What to work on - In the listing below, find every line containing "استودعتك" and copy it out.

Stored records -
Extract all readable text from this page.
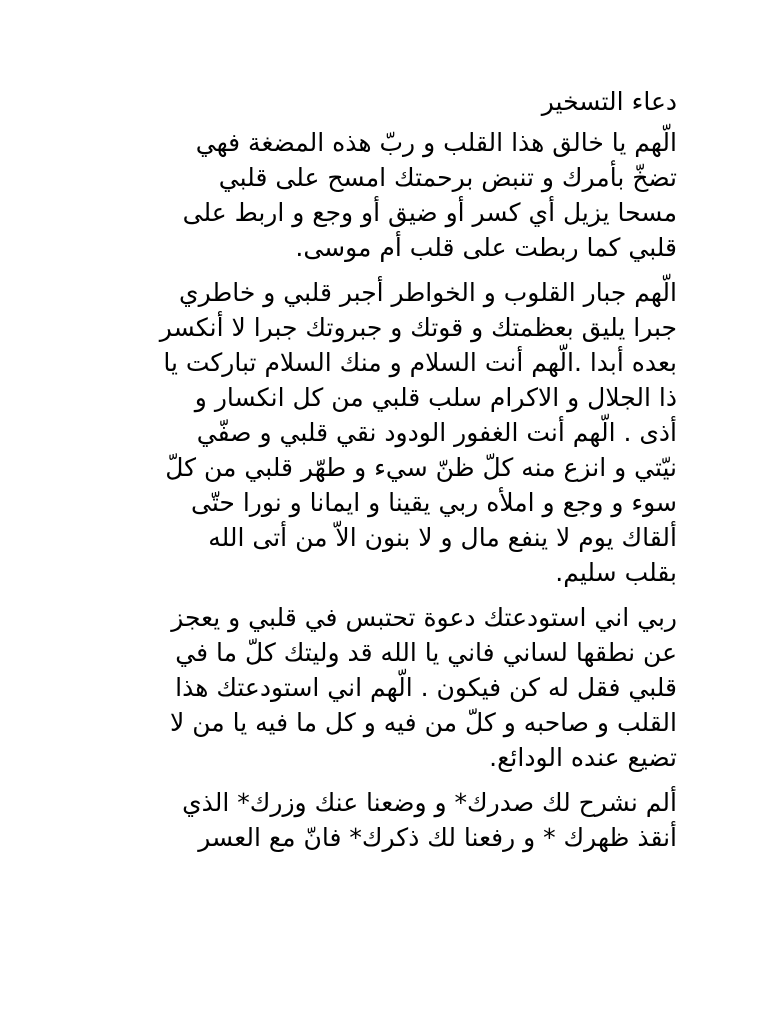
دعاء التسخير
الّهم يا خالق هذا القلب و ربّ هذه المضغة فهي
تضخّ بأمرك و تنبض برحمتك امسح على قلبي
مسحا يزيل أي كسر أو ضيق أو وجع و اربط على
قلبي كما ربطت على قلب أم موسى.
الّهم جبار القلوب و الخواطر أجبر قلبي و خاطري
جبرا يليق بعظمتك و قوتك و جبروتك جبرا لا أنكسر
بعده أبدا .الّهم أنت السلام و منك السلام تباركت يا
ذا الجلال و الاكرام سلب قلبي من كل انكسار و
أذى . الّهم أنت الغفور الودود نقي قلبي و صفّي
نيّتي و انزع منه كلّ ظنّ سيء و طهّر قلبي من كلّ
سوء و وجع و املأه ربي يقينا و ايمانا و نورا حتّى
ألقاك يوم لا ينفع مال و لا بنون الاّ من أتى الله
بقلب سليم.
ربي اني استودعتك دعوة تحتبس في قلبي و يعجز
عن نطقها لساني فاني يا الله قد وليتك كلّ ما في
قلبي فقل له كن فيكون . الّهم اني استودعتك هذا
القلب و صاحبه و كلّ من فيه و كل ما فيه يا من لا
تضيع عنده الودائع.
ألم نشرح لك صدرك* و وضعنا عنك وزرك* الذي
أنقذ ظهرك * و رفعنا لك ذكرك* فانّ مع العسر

---

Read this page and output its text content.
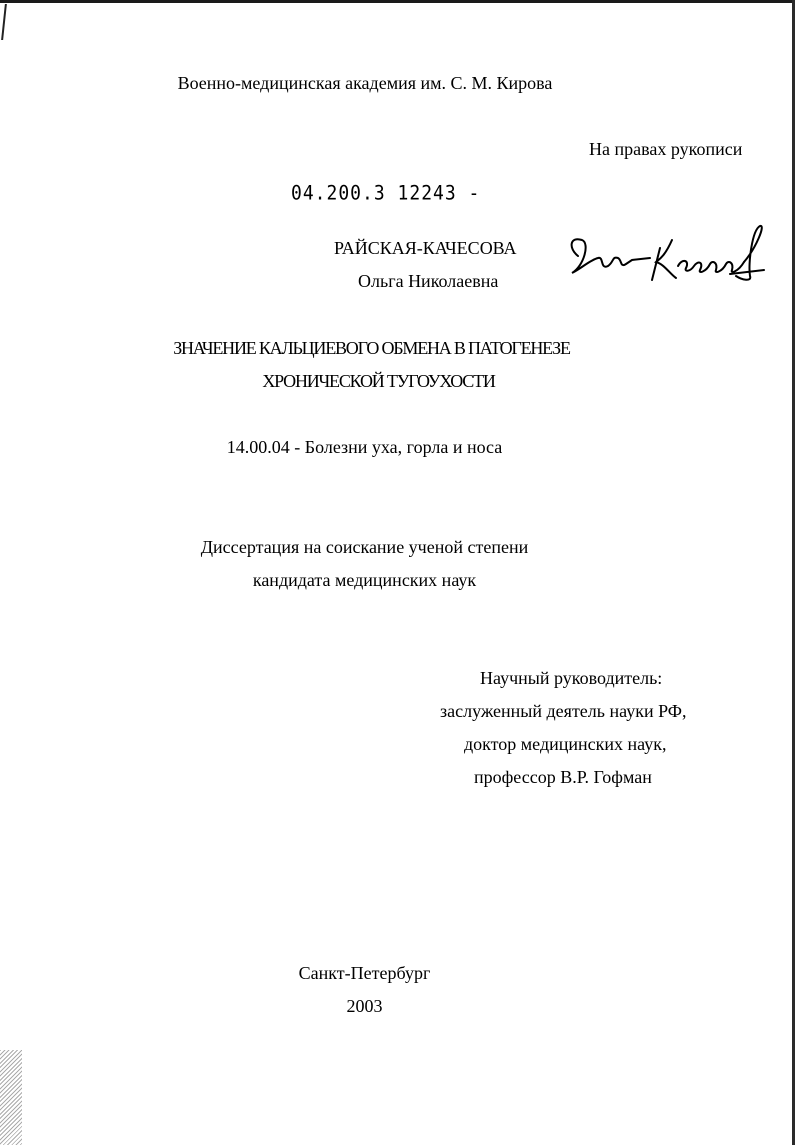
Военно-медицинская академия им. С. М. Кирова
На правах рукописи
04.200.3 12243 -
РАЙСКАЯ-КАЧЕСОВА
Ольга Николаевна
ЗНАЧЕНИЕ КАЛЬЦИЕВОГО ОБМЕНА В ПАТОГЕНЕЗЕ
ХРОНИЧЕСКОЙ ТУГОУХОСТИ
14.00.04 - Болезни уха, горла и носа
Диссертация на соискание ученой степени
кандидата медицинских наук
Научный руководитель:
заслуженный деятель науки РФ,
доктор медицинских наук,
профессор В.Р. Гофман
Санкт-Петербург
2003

The output -
ربي اني استودعتك دعوة تحتبس في قلبي و يعجز
قلبي فقل له كن فيكون . الّهم اني استودعتك هذا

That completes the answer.